Instructions for the task: Write out the material exactly, with the pictures left out.

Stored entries
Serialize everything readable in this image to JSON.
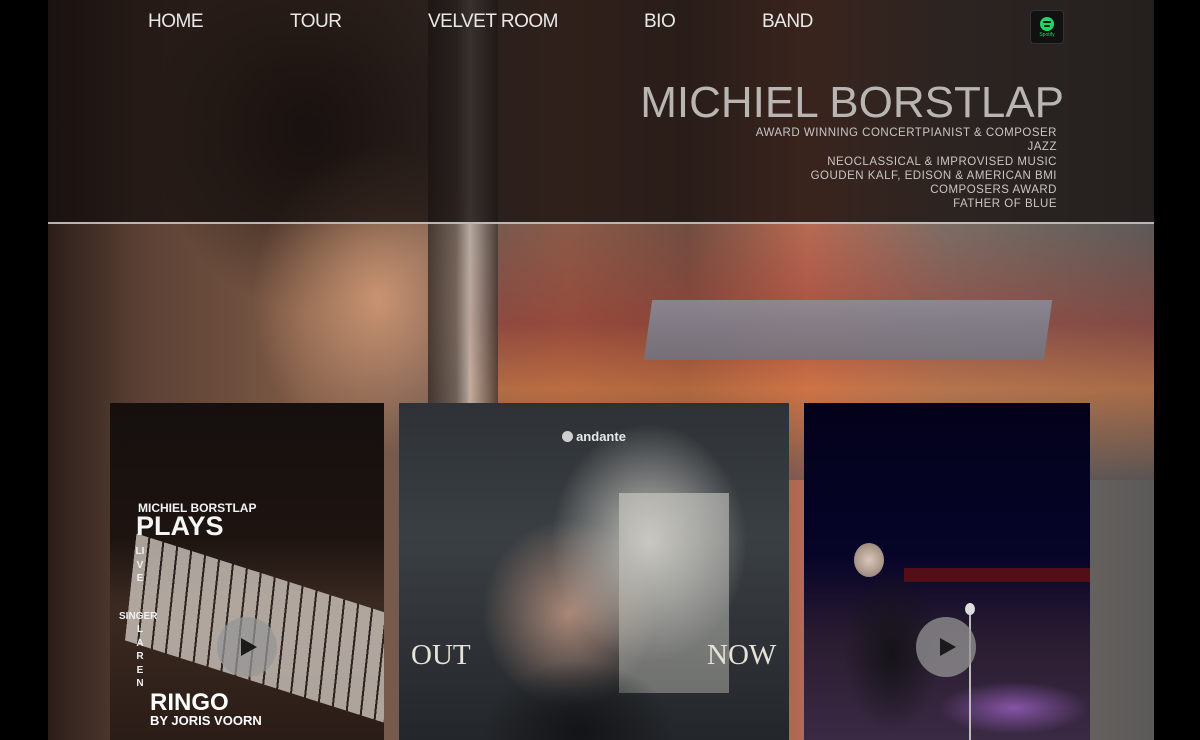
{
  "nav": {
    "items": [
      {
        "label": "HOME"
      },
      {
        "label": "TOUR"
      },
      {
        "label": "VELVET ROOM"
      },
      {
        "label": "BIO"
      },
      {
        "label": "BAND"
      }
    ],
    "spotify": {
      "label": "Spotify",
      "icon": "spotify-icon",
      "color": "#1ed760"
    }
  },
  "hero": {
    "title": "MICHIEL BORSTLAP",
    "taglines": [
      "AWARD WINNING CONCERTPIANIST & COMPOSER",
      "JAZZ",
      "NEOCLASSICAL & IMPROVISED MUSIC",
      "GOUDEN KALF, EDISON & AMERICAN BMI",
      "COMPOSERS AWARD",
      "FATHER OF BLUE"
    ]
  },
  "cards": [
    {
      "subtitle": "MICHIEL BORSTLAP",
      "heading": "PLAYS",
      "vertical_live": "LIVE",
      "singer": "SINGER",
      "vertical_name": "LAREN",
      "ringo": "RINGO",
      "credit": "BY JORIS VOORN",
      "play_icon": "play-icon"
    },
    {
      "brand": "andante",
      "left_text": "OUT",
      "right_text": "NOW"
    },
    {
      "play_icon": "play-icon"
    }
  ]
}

Answer:
Serialize everything readable in this image to JSON.
{
  "nav": {
    "items": [
      {
        "label": "HOME"
      },
      {
        "label": "TOUR"
      },
      {
        "label": "VELVET ROOM"
      },
      {
        "label": "BIO"
      },
      {
        "label": "BAND"
      }
    ],
    "spotify": {
      "label": "Spotify",
      "icon": "spotify-icon",
      "color": "#1ed760"
    }
  },
  "hero": {
    "title": "MICHIEL BORSTLAP",
    "taglines": [
      "AWARD WINNING CONCERTPIANIST & COMPOSER",
      "JAZZ",
      "NEOCLASSICAL & IMPROVISED MUSIC",
      "GOUDEN KALF, EDISON & AMERICAN BMI",
      "COMPOSERS AWARD",
      "FATHER OF BLUE"
    ]
  },
  "cards": [
    {
      "subtitle": "MICHIEL BORSTLAP",
      "heading": "PLAYS",
      "vertical_live": "LIVE",
      "singer": "SINGER",
      "vertical_name": "LAREN",
      "ringo": "RINGO",
      "credit": "BY JORIS VOORN",
      "play_icon": "play-icon"
    },
    {
      "brand": "andante",
      "left_text": "OUT",
      "right_text": "NOW"
    },
    {
      "play_icon": "play-icon"
    }
  ]
}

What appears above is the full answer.